__DOCUMENT TEXT__.
[Bug][GCS FT] Worker pods crash unexpectedly when gcs_server on head pod is killed #1036

kevin85421 · 2023-04-18T23:47:16Z

Why are these changes needed?

Major changes

When we kill the GCS server process (pkill gcs_server) on the head Pod, a Raylet (?) will exit the process if it cannot connect to the GCS server after RAY_gcs_rpc_server_reconnect_timeout_s (code). By default, the value is 60s.

In #634, the RAY_gcs_rpc_server_reconnect_timeout_s values for both head and workers are set to 60 seconds. This means that the head and workers will crash almost simultaneously, 60 seconds after the GCS server process is terminated. Therefore, we need to ensure that the RAY_gcs_rpc_server_reconnect_timeout_s for the workers is greater than the time it takes for a new GCS server process to become available after the old one is terminated. That is,

WORKER_RECONNECTION_TIMEOUT > HEAD_RECONNECTION_TIMEOUT + restart the head Pod + new GCS server process become ready

This PR injects RAY_gcs_rpc_server_reconnect_timeout_s env variable to workers with default value 600s if GCS FT is enabled. Hence, head will crash 60 seconds after the process is terminated, and the new GCS server process will be ready before 600 seconds. Hence, the workers will not crash.

Minor changes

Remove rayCluster label: The label has been removed by Revise sample configs, increase memory requests, update Ray versions #761 from sample YAML files. This PR removes the label from unit tests.
compatibility-test.py: This is just for refactoring.
ray-cluster.ray-ft.yaml.template: Set RAY_gcs_rpc_server_reconnect_timeout_s to make the compatibility test become faster.

__ENTRIES SHOWN__.
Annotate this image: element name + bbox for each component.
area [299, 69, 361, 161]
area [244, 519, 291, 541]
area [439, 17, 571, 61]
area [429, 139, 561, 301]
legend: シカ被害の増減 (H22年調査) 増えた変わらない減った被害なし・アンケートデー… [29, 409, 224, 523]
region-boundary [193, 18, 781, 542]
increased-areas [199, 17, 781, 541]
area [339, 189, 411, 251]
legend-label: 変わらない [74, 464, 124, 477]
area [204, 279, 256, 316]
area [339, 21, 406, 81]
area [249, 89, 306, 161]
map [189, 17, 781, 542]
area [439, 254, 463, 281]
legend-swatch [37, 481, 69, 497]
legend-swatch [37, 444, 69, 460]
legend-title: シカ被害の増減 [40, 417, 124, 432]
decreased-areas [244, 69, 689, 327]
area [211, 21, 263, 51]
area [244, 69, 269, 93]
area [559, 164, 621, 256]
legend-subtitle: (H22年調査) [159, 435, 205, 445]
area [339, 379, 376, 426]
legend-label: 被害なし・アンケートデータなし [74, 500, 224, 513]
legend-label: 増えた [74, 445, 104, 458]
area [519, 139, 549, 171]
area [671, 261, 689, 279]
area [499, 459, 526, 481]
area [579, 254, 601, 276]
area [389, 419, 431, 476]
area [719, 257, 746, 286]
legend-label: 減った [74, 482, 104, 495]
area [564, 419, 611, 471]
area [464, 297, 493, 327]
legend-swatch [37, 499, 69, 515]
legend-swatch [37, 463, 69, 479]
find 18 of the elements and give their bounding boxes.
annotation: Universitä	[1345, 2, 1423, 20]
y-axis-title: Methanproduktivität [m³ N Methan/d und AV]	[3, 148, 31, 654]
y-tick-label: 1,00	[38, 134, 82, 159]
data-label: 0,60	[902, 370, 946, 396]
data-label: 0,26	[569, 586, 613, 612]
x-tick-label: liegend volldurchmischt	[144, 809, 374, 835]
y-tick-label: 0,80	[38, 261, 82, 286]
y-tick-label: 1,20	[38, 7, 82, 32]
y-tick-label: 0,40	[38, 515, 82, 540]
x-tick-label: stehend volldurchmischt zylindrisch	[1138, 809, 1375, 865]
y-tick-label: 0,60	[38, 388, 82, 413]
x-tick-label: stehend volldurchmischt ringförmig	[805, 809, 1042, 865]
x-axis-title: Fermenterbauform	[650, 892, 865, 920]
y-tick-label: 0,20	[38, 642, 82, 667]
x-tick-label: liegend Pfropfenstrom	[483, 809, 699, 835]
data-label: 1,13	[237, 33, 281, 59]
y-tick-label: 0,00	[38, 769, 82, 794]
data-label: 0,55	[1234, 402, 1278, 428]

__DIRECTIONS__. From the pull request description on worker pod crashes, print word for word the part that opens with the words "WORKER_RECONNECTION_TIMEOUT > HEAD_RECONNECTION_TIMEOUT" and closes with "from unit tests.".

__RESPONSE TO THIS EXERCISE__.
WORKER_RECONNECTION_TIMEOUT > HEAD_RECONNECTION_TIMEOUT + restart the head Pod + new GCS server process become ready

This PR injects RAY_gcs_rpc_server_reconnect_timeout_s env variable to workers with default value 600s if GCS FT is enabled. Hence, head will crash 60 seconds after the process is terminated, and the new GCS server process will be ready before 600 seconds. Hence, the workers will not crash.

Minor changes

Remove rayCluster label: The label has been removed by Revise sample configs, increase memory requests, update Ray versions #761 from sample YAML files. This PR removes the label from unit tests.